Henry Lawson the renowned Australian writer, master of short stories, concentrates his stories around epitomising the typical struggling Australian. The overriding theme in all Lawson’s stories is the theme of isolation amongst all bush dwellers. He provides many illustrations of mateship: the condition of being a companion; family: people living as householders and bush women also get a strong distinct mention in many of his writings.
Lawson wrote about the loneliness and isolation of bush dwellers as he had a great sense of sympathy for them as he was able to identify himself with loneliness and isolation. He knew the feeling of being alone during his unhappy childhood. “He felt things deeply and wrote with his heart’s blood”. He brings in the aspect of isolation in the story “The Drovers Wife”, in the instance when the drover’s wife rode nineteen miles carrying a dying child to civilization to get assistance to try and save him. The nineteen miles to civilization point up how remote bush citizens were and how dependant and resourcefulness they had to be. In the story, “On the Edge of a Plain”, isolation is evident as Mitchell is on his own away from home for eight years wandering along the tracks alone until he finds a mate in the same situation and travels with him. Many people were separated by the vast distances, others by the country: the bush created unusual circumstances and relationships.

### Data records
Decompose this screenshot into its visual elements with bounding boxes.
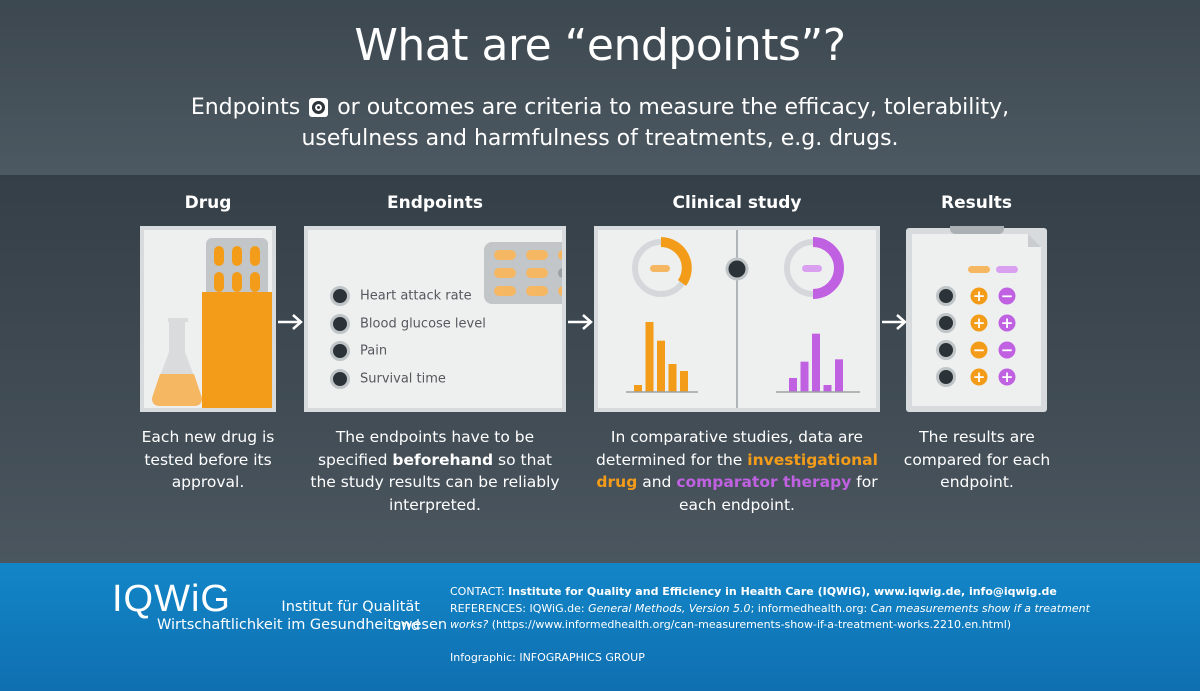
bar bbox=[812, 333, 820, 392]
blister-pack-icon bbox=[484, 242, 562, 304]
result-sign: + bbox=[1001, 314, 1014, 332]
endpoint-item: Survival time bbox=[330, 369, 446, 389]
page-subtitle: Endpoints or outcomes are criteria to me… bbox=[170, 92, 1030, 154]
heading-results: Results bbox=[941, 193, 1012, 213]
bar bbox=[823, 385, 832, 392]
clipboard-clip bbox=[950, 220, 1004, 234]
endpoint-item: Blood glucose level bbox=[330, 314, 486, 334]
results-description: The results are compared for each endpoi… bbox=[903, 428, 1051, 491]
bar bbox=[800, 361, 809, 392]
infographic-credit: Infographic: INFOGRAPHICS GROUP bbox=[450, 651, 645, 664]
arrow-icon bbox=[278, 314, 303, 330]
plus-icon bbox=[970, 314, 988, 332]
subtitle-part2: or outcomes are criteria to measure the … bbox=[301, 95, 1010, 151]
results-card: + − + + − − + + bbox=[906, 220, 1047, 412]
bar bbox=[835, 359, 843, 392]
arrow-icon bbox=[882, 314, 907, 330]
plus-icon bbox=[998, 368, 1016, 386]
investigational-bar-chart bbox=[634, 322, 688, 392]
drug-card bbox=[140, 226, 276, 412]
endpoint-item: Heart attack rate bbox=[330, 286, 472, 306]
result-sign: + bbox=[1001, 368, 1014, 386]
result-sign: + bbox=[973, 368, 986, 386]
endpoint-dot-icon bbox=[936, 286, 956, 306]
endpoints-description: The endpoints have to be specified befor… bbox=[310, 428, 560, 514]
clinical-study-description: In comparative studies, data are determi… bbox=[596, 428, 878, 514]
heading-drug: Drug bbox=[184, 193, 232, 213]
endpoint-dot-icon bbox=[936, 313, 956, 333]
endpoint-dot-icon bbox=[330, 369, 350, 389]
minus-icon bbox=[998, 287, 1016, 305]
minus-icon bbox=[998, 341, 1016, 359]
endpoint-dot-icon bbox=[936, 367, 956, 387]
drug-illustration bbox=[152, 238, 272, 408]
drug-box bbox=[202, 292, 272, 408]
bar bbox=[668, 364, 677, 392]
subtitle-part1: Endpoints bbox=[190, 95, 301, 120]
bar bbox=[645, 322, 654, 392]
plus-icon bbox=[970, 368, 988, 386]
footer-band bbox=[0, 563, 1200, 691]
page-title: What are “endpoints”? bbox=[354, 20, 846, 71]
arrow-icon bbox=[568, 314, 593, 330]
plus-icon bbox=[998, 314, 1016, 332]
endpoints-card: Heart attack rate Blood glucose level Pa… bbox=[304, 226, 566, 412]
result-sign: − bbox=[1001, 341, 1014, 359]
heading-endpoints: Endpoints bbox=[387, 193, 483, 213]
bar bbox=[789, 378, 797, 392]
bar bbox=[634, 385, 642, 392]
endpoint-dot-icon bbox=[725, 257, 749, 281]
clipboard-illustration: + −+ +− −+ + bbox=[906, 220, 1047, 412]
iqwig-logo: IQWiG bbox=[112, 578, 231, 620]
endpoint-dot-icon bbox=[330, 341, 350, 361]
clinical-study-card bbox=[594, 226, 880, 412]
minus-icon bbox=[970, 341, 988, 359]
heading-clinical-study: Clinical study bbox=[672, 193, 802, 213]
institute-name-line2: Wirtschaftlichkeit im Gesundheitswesen bbox=[157, 617, 448, 633]
endpoint-icon bbox=[309, 98, 329, 117]
endpoint-dot-icon bbox=[330, 314, 350, 334]
result-sign: − bbox=[1001, 287, 1014, 305]
contact-info: CONTACT: Institute for Quality and Effic… bbox=[450, 585, 1057, 598]
references: REFERENCES: IQWiG.de: General Methods, V… bbox=[450, 602, 1090, 631]
bar bbox=[657, 340, 665, 392]
plus-icon bbox=[970, 287, 988, 305]
result-sign: − bbox=[973, 341, 986, 359]
endpoint-dot-icon bbox=[330, 286, 350, 306]
drug-description: Each new drug is tested before its appro… bbox=[141, 428, 275, 491]
result-sign: + bbox=[973, 287, 986, 305]
endpoint-dot-icon bbox=[936, 340, 956, 360]
clinical-study-illustration bbox=[626, 230, 860, 408]
bar bbox=[680, 371, 688, 392]
comparator-bar-chart bbox=[789, 333, 843, 392]
institute-name-line1: Institut für Qualität und bbox=[281, 599, 420, 634]
endpoint-item: Pain bbox=[330, 341, 387, 361]
result-sign: + bbox=[973, 314, 986, 332]
header-band bbox=[0, 0, 1200, 175]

### Challenge
Return the essay on Henry Lawson's bush stories in full, word for word.

### Solution to this exercise
Henry Lawson the renowned Australian writer, master of short stories, concentrates his stories around epitomising the typical struggling Australian. The overriding theme in all Lawson’s stories is the theme of isolation amongst all bush dwellers. He provides many illustrations of mateship: the condition of being a companion; family: people living as householders and bush women also get a strong distinct mention in many of his writings.
Lawson wrote about the loneliness and isolation of bush dwellers as he had a great sense of sympathy for them as he was able to identify himself with loneliness and isolation. He knew the feeling of being alone during his unhappy childhood. “He felt things deeply and wrote with his heart’s blood”. He brings in the aspect of isolation in the story “The Drovers Wife”, in the instance when the drover’s wife rode nineteen miles carrying a dying child to civilization to get assistance to try and save him. The nineteen miles to civilization point up how remote bush citizens were and how dependant and resourcefulness they had to be. In the story, “On the Edge of a Plain”, isolation is evident as Mitchell is on his own away from home for eight years wandering along the tracks alone until he finds a mate in the same situation and travels with him. Many people were separated by the vast distances, others by the country: the bush created unusual circumstances and relationships.